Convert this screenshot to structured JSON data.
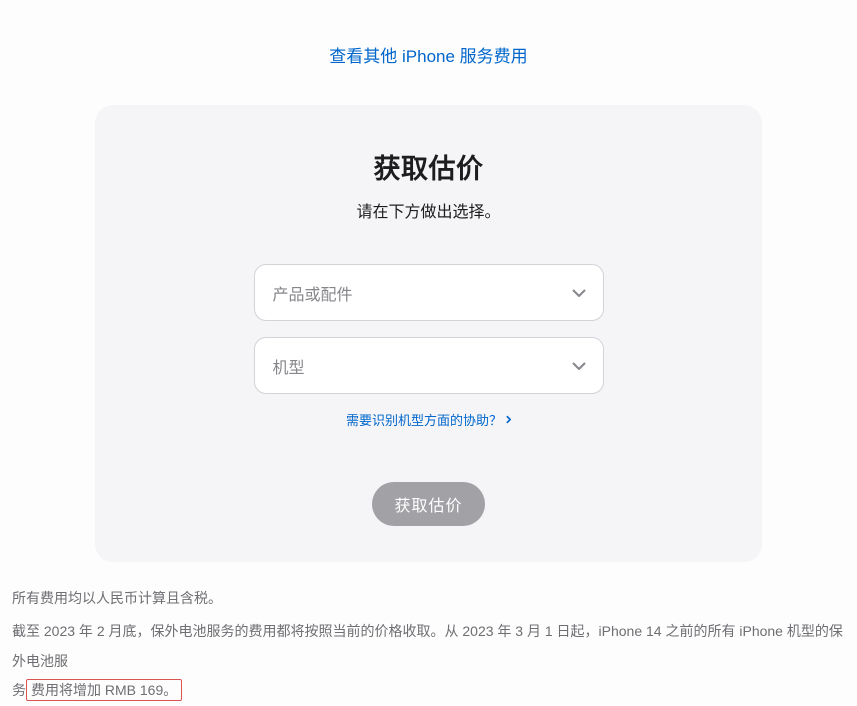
{
  "topLink": {
    "label": "查看其他 iPhone 服务费用"
  },
  "card": {
    "title": "获取估价",
    "subtitle": "请在下方做出选择。",
    "select1": {
      "placeholder": "产品或配件"
    },
    "select2": {
      "placeholder": "机型"
    },
    "helpLink": {
      "label": "需要识别机型方面的协助？"
    },
    "submit": {
      "label": "获取估价"
    }
  },
  "footer": {
    "line1": "所有费用均以人民币计算且含税。",
    "line2_part1": "截至 2023 年 2 月底，保外电池服务的费用都将按照当前的价格收取。从 2023 年 3 月 1 日起，iPhone 14 之前的所有 iPhone 机型的保外电池服",
    "line2_part2_prefix": "务",
    "line2_highlight": "费用将增加 RMB 169。"
  }
}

********************

GIVEN TASK —
Output all of the records exactly as they appear above, but not the pictures.

RESULT OF THE TASK —
Convert this screenshot to structured JSON data.
{
  "topLink": {
    "label": "查看其他 iPhone 服务费用"
  },
  "card": {
    "title": "获取估价",
    "subtitle": "请在下方做出选择。",
    "select1": {
      "placeholder": "产品或配件"
    },
    "select2": {
      "placeholder": "机型"
    },
    "helpLink": {
      "label": "需要识别机型方面的协助？"
    },
    "submit": {
      "label": "获取估价"
    }
  },
  "footer": {
    "line1": "所有费用均以人民币计算且含税。",
    "line2_part1": "截至 2023 年 2 月底，保外电池服务的费用都将按照当前的价格收取。从 2023 年 3 月 1 日起，iPhone 14 之前的所有 iPhone 机型的保外电池服",
    "line2_part2_prefix": "务",
    "line2_highlight": "费用将增加 RMB 169。"
  }
}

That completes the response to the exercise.